▶ **Exercise prompt**: Pictures do not belong in the copy; restate the records below word for word.

▶ **Extracts from a graphics dataset**:
** START **
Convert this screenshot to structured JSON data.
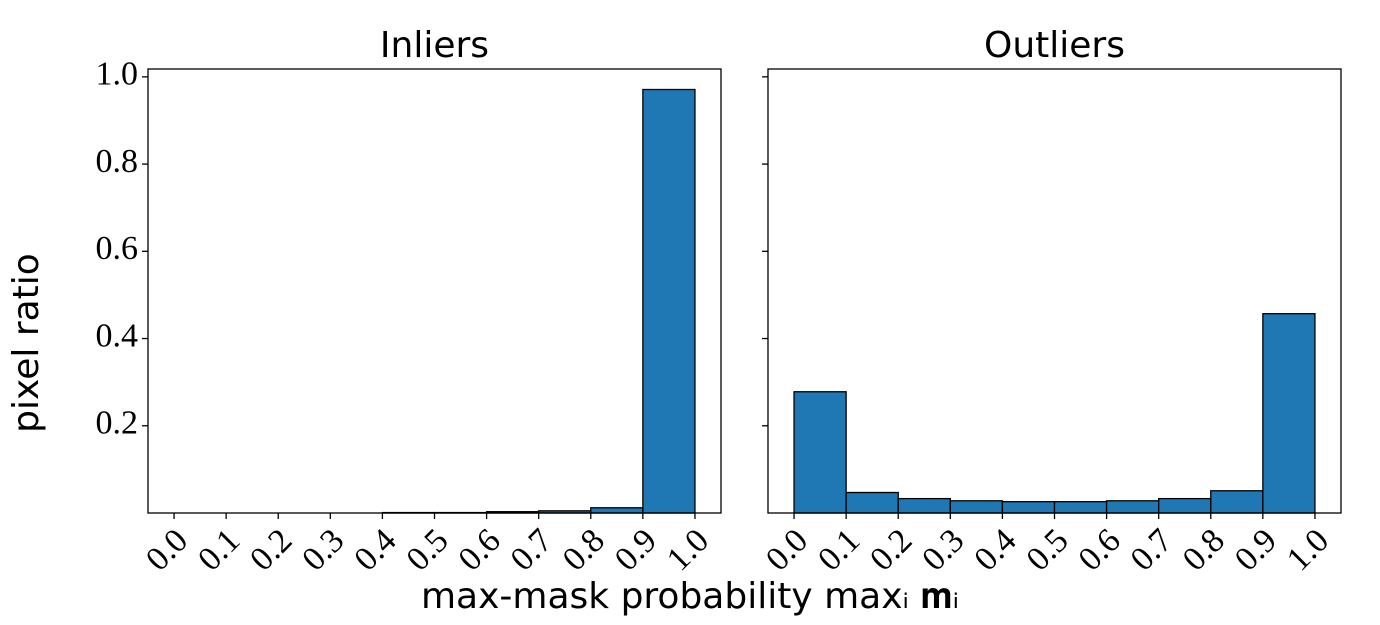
{
  "chart_data": [
    {
      "type": "histogram",
      "title": "Inliers",
      "bins": [
        0,
        0.1,
        0.2,
        0.3,
        0.4,
        0.5,
        0.6,
        0.7,
        0.8,
        0.9,
        1
      ],
      "values": [
        0,
        0,
        0,
        0,
        0.001,
        0.001,
        0.003,
        0.005,
        0.012,
        0.971
      ],
      "color": "#1f77b4",
      "edgecolor": "#000000",
      "xlim": [
        -0.05,
        1.05
      ],
      "xticks": [
        {
          "value": 0,
          "label": "0.0"
        },
        0.1,
        0.2,
        0.3,
        0.4,
        0.5,
        0.6,
        0.7,
        0.8,
        0.9,
        {
          "value": 1,
          "label": "1.0"
        }
      ],
      "ylim": [
        0,
        1.018
      ],
      "yticks": [
        0.2,
        0.4,
        0.6,
        0.8,
        {
          "value": 1,
          "label": "1.0"
        }
      ]
    },
    {
      "type": "histogram",
      "title": "Outliers",
      "bins": [
        0,
        0.1,
        0.2,
        0.3,
        0.4,
        0.5,
        0.6,
        0.7,
        0.8,
        0.9,
        1
      ],
      "values": [
        0.278,
        0.047,
        0.033,
        0.028,
        0.026,
        0.026,
        0.028,
        0.033,
        0.051,
        0.457
      ],
      "color": "#1f77b4",
      "edgecolor": "#000000",
      "xlim": [
        -0.05,
        1.05
      ],
      "xticks": [
        {
          "value": 0,
          "label": "0.0"
        },
        0.1,
        0.2,
        0.3,
        0.4,
        0.5,
        0.6,
        0.7,
        0.8,
        0.9,
        {
          "value": 1,
          "label": "1.0"
        }
      ],
      "ylim": [
        0,
        1.018
      ],
      "yticks": [
        0.2,
        0.4,
        0.6,
        0.8,
        1
      ]
    }
  ],
  "shared": {
    "xlabel": "max-mask probability maxᵢ 𝐦ᵢ",
    "ylabel": "pixel ratio"
  }
}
** END **
▶ **Task result**:
Convert this screenshot to structured JSON data.
{
  "chart_data": [
    {
      "type": "histogram",
      "title": "Inliers",
      "bins": [
        0,
        0.1,
        0.2,
        0.3,
        0.4,
        0.5,
        0.6,
        0.7,
        0.8,
        0.9,
        1
      ],
      "values": [
        0,
        0,
        0,
        0,
        0.001,
        0.001,
        0.003,
        0.005,
        0.012,
        0.971
      ],
      "color": "#1f77b4",
      "edgecolor": "#000000",
      "xlim": [
        -0.05,
        1.05
      ],
      "xticks": [
        {
          "value": 0,
          "label": "0.0"
        },
        0.1,
        0.2,
        0.3,
        0.4,
        0.5,
        0.6,
        0.7,
        0.8,
        0.9,
        {
          "value": 1,
          "label": "1.0"
        }
      ],
      "ylim": [
        0,
        1.018
      ],
      "yticks": [
        0.2,
        0.4,
        0.6,
        0.8,
        {
          "value": 1,
          "label": "1.0"
        }
      ]
    },
    {
      "type": "histogram",
      "title": "Outliers",
      "bins": [
        0,
        0.1,
        0.2,
        0.3,
        0.4,
        0.5,
        0.6,
        0.7,
        0.8,
        0.9,
        1
      ],
      "values": [
        0.278,
        0.047,
        0.033,
        0.028,
        0.026,
        0.026,
        0.028,
        0.033,
        0.051,
        0.457
      ],
      "color": "#1f77b4",
      "edgecolor": "#000000",
      "xlim": [
        -0.05,
        1.05
      ],
      "xticks": [
        {
          "value": 0,
          "label": "0.0"
        },
        0.1,
        0.2,
        0.3,
        0.4,
        0.5,
        0.6,
        0.7,
        0.8,
        0.9,
        {
          "value": 1,
          "label": "1.0"
        }
      ],
      "ylim": [
        0,
        1.018
      ],
      "yticks": [
        0.2,
        0.4,
        0.6,
        0.8,
        1
      ]
    }
  ],
  "shared": {
    "xlabel": "max-mask probability maxᵢ 𝐦ᵢ",
    "ylabel": "pixel ratio"
  }
}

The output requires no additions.